-------- Input material --------

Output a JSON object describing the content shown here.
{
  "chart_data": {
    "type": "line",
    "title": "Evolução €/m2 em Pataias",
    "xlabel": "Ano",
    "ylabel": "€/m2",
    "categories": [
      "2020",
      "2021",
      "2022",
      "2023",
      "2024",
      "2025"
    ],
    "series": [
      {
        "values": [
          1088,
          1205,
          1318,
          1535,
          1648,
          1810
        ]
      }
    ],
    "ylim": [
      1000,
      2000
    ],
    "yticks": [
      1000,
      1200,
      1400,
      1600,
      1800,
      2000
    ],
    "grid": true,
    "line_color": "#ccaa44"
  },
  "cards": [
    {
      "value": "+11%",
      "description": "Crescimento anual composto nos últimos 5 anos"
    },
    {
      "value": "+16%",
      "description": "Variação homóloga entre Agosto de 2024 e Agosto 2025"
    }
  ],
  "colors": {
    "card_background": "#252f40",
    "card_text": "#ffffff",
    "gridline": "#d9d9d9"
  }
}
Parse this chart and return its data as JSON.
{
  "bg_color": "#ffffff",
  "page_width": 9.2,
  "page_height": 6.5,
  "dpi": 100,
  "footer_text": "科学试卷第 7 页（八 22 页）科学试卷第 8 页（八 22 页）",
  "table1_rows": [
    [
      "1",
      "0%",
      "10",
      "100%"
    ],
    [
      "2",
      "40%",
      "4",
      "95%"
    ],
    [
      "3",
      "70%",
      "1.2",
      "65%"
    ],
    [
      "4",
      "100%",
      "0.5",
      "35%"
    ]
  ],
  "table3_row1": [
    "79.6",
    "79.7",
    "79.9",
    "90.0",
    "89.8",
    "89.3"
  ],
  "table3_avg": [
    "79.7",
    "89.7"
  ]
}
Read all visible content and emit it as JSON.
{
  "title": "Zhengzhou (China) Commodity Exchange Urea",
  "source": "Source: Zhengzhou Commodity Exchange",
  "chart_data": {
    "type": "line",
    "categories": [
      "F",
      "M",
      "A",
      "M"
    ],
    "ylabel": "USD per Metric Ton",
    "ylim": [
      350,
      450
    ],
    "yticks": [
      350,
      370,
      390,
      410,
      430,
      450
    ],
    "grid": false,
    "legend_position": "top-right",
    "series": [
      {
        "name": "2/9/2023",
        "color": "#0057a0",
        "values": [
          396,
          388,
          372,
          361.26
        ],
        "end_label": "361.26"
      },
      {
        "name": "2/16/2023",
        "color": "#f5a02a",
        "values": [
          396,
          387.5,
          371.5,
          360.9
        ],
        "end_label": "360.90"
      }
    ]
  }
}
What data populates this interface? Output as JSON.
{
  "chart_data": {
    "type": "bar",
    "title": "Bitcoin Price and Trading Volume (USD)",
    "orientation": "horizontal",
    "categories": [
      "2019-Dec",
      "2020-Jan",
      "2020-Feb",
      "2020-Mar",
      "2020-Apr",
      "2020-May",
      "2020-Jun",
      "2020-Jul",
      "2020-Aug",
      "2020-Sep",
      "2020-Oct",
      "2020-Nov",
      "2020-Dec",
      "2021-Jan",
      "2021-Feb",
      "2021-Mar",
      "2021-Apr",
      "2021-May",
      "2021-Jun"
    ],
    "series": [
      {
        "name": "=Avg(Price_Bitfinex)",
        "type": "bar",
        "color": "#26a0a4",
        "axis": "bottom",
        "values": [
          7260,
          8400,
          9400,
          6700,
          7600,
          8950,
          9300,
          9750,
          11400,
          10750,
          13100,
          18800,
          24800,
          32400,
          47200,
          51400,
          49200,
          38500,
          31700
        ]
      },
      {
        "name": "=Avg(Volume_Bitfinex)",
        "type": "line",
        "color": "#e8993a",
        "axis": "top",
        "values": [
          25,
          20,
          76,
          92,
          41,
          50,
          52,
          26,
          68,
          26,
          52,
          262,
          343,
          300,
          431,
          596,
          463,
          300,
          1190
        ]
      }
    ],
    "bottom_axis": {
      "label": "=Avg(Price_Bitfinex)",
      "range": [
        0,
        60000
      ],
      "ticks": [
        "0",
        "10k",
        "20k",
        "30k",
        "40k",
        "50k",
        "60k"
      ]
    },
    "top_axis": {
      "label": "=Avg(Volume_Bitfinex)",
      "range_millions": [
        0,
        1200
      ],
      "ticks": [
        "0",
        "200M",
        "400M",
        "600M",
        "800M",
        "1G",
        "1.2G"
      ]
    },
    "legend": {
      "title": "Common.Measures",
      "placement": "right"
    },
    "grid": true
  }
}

--------

Every entry in the listing must be retyped exactly.

Output a JSON object describing the content shown here.
{
  "chart_data": {
    "type": "line",
    "title": "Evolução €/m2 em Pataias",
    "xlabel": "Ano",
    "ylabel": "€/m2",
    "categories": [
      "2020",
      "2021",
      "2022",
      "2023",
      "2024",
      "2025"
    ],
    "series": [
      {
        "values": [
          1088,
          1205,
          1318,
          1535,
          1648,
          1810
        ]
      }
    ],
    "ylim": [
      1000,
      2000
    ],
    "yticks": [
      1000,
      1200,
      1400,
      1600,
      1800,
      2000
    ],
    "grid": true,
    "line_color": "#ccaa44"
  },
  "cards": [
    {
      "value": "+11%",
      "description": "Crescimento anual composto nos últimos 5 anos"
    },
    {
      "value": "+16%",
      "description": "Variação homóloga entre Agosto de 2024 e Agosto 2025"
    }
  ],
  "colors": {
    "card_background": "#252f40",
    "card_text": "#ffffff",
    "gridline": "#d9d9d9"
  }
}
Parse this chart and return its data as JSON.
{
  "bg_color": "#ffffff",
  "page_width": 9.2,
  "page_height": 6.5,
  "dpi": 100,
  "footer_text": "科学试卷第 7 页（八 22 页）科学试卷第 8 页（八 22 页）",
  "table1_rows": [
    [
      "1",
      "0%",
      "10",
      "100%"
    ],
    [
      "2",
      "40%",
      "4",
      "95%"
    ],
    [
      "3",
      "70%",
      "1.2",
      "65%"
    ],
    [
      "4",
      "100%",
      "0.5",
      "35%"
    ]
  ],
  "table3_row1": [
    "79.6",
    "79.7",
    "79.9",
    "90.0",
    "89.8",
    "89.3"
  ],
  "table3_avg": [
    "79.7",
    "89.7"
  ]
}
Read all visible content and emit it as JSON.
{
  "title": "Zhengzhou (China) Commodity Exchange Urea",
  "source": "Source: Zhengzhou Commodity Exchange",
  "chart_data": {
    "type": "line",
    "categories": [
      "F",
      "M",
      "A",
      "M"
    ],
    "ylabel": "USD per Metric Ton",
    "ylim": [
      350,
      450
    ],
    "yticks": [
      350,
      370,
      390,
      410,
      430,
      450
    ],
    "grid": false,
    "legend_position": "top-right",
    "series": [
      {
        "name": "2/9/2023",
        "color": "#0057a0",
        "values": [
          396,
          388,
          372,
          361.26
        ],
        "end_label": "361.26"
      },
      {
        "name": "2/16/2023",
        "color": "#f5a02a",
        "values": [
          396,
          387.5,
          371.5,
          360.9
        ],
        "end_label": "360.90"
      }
    ]
  }
}
What data populates this interface? Output as JSON.
{
  "chart_data": {
    "type": "bar",
    "title": "Bitcoin Price and Trading Volume (USD)",
    "orientation": "horizontal",
    "categories": [
      "2019-Dec",
      "2020-Jan",
      "2020-Feb",
      "2020-Mar",
      "2020-Apr",
      "2020-May",
      "2020-Jun",
      "2020-Jul",
      "2020-Aug",
      "2020-Sep",
      "2020-Oct",
      "2020-Nov",
      "2020-Dec",
      "2021-Jan",
      "2021-Feb",
      "2021-Mar",
      "2021-Apr",
      "2021-May",
      "2021-Jun"
    ],
    "series": [
      {
        "name": "=Avg(Price_Bitfinex)",
        "type": "bar",
        "color": "#26a0a4",
        "axis": "bottom",
        "values": [
          7260,
          8400,
          9400,
          6700,
          7600,
          8950,
          9300,
          9750,
          11400,
          10750,
          13100,
          18800,
          24800,
          32400,
          47200,
          51400,
          49200,
          38500,
          31700
        ]
      },
      {
        "name": "=Avg(Volume_Bitfinex)",
        "type": "line",
        "color": "#e8993a",
        "axis": "top",
        "values": [
          25,
          20,
          76,
          92,
          41,
          50,
          52,
          26,
          68,
          26,
          52,
          262,
          343,
          300,
          431,
          596,
          463,
          300,
          1190
        ]
      }
    ],
    "bottom_axis": {
      "label": "=Avg(Price_Bitfinex)",
      "range": [
        0,
        60000
      ],
      "ticks": [
        "0",
        "10k",
        "20k",
        "30k",
        "40k",
        "50k",
        "60k"
      ]
    },
    "top_axis": {
      "label": "=Avg(Volume_Bitfinex)",
      "range_millions": [
        0,
        1200
      ],
      "ticks": [
        "0",
        "200M",
        "400M",
        "600M",
        "800M",
        "1G",
        "1.2G"
      ]
    },
    "legend": {
      "title": "Common.Measures",
      "placement": "right"
    },
    "grid": true
  }
}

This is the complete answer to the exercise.